What is needed: Wherever the word "marker" appears in the entries, copy the whole line.

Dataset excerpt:
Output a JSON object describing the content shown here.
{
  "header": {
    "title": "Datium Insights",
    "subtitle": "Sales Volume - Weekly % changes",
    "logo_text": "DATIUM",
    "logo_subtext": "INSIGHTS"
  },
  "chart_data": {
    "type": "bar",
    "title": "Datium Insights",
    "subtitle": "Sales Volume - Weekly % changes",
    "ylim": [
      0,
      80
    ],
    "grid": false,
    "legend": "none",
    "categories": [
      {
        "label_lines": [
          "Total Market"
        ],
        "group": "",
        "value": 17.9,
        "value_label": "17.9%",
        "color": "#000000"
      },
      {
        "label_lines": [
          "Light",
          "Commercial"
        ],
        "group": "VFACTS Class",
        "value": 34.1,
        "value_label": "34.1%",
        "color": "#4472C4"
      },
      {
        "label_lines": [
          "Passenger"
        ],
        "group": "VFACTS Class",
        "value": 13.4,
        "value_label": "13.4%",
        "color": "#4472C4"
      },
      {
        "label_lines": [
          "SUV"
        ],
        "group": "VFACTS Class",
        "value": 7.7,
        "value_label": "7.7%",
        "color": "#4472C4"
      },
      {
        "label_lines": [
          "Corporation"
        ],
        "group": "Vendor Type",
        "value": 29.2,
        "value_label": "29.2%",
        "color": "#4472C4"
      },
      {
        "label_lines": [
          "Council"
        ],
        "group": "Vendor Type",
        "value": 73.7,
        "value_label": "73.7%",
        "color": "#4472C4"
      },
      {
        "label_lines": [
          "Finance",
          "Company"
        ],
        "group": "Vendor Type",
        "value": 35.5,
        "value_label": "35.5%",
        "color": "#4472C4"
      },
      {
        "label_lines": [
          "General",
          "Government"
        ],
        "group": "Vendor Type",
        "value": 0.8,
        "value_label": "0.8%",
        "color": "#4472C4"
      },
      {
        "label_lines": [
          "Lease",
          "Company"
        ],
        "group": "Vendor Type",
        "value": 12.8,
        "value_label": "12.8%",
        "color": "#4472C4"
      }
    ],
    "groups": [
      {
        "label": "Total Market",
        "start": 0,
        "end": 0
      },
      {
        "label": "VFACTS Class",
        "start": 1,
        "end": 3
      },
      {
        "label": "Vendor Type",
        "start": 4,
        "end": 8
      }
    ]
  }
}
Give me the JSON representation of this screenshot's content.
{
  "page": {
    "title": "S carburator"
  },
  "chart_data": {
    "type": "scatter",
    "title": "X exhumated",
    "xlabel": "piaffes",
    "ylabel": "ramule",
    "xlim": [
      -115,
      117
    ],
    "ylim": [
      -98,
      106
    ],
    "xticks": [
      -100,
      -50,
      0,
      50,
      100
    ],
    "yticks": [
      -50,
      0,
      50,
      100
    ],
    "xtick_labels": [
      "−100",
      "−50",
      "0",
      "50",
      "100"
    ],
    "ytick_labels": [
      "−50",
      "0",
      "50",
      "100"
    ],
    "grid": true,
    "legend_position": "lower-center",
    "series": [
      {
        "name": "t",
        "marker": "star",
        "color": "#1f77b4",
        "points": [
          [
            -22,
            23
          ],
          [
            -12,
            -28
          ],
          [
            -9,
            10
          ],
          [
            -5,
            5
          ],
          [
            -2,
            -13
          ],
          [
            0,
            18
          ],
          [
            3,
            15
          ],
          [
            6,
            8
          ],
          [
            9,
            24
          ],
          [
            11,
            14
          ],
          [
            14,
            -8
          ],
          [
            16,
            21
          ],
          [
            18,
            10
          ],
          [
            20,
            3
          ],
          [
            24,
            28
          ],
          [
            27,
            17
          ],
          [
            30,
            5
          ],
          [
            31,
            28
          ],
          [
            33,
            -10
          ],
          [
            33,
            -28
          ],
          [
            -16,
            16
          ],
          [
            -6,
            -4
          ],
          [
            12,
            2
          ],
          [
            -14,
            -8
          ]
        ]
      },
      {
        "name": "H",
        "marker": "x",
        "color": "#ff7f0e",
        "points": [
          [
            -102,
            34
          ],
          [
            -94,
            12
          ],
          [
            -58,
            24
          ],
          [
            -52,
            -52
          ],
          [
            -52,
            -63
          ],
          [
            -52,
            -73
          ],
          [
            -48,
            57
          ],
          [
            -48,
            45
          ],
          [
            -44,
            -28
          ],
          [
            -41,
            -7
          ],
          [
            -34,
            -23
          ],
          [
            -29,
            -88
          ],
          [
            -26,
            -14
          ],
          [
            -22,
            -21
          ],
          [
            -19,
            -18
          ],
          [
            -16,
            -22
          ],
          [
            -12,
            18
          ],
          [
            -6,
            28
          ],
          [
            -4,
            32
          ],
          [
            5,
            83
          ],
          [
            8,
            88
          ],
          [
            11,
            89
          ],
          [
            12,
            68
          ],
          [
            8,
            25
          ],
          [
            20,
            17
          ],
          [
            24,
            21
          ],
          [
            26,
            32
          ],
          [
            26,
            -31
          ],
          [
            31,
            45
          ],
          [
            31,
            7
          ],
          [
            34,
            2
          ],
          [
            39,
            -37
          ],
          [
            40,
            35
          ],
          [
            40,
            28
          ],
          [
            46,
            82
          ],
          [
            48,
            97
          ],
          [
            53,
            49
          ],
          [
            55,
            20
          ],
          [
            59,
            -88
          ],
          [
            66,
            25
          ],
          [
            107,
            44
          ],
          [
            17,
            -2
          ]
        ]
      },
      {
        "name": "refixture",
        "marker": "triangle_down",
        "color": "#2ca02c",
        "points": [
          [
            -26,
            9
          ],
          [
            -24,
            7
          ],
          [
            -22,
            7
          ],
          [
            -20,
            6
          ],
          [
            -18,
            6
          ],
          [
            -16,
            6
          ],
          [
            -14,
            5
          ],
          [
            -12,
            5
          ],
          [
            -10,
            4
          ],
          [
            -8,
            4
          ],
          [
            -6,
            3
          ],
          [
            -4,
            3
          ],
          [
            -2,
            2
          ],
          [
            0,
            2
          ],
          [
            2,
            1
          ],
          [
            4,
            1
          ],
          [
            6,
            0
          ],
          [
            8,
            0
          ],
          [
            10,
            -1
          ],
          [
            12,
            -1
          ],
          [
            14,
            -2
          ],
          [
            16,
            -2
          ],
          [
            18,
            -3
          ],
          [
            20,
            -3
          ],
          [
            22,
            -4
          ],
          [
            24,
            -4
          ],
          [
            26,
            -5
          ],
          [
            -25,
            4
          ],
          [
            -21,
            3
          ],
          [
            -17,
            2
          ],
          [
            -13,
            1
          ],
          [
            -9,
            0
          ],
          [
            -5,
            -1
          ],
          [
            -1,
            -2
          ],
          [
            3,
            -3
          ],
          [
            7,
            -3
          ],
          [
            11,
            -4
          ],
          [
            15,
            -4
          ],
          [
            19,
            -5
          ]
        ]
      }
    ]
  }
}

Answer below:
        "marker": "star",
        "marker": "x",
        "marker": "triangle_down",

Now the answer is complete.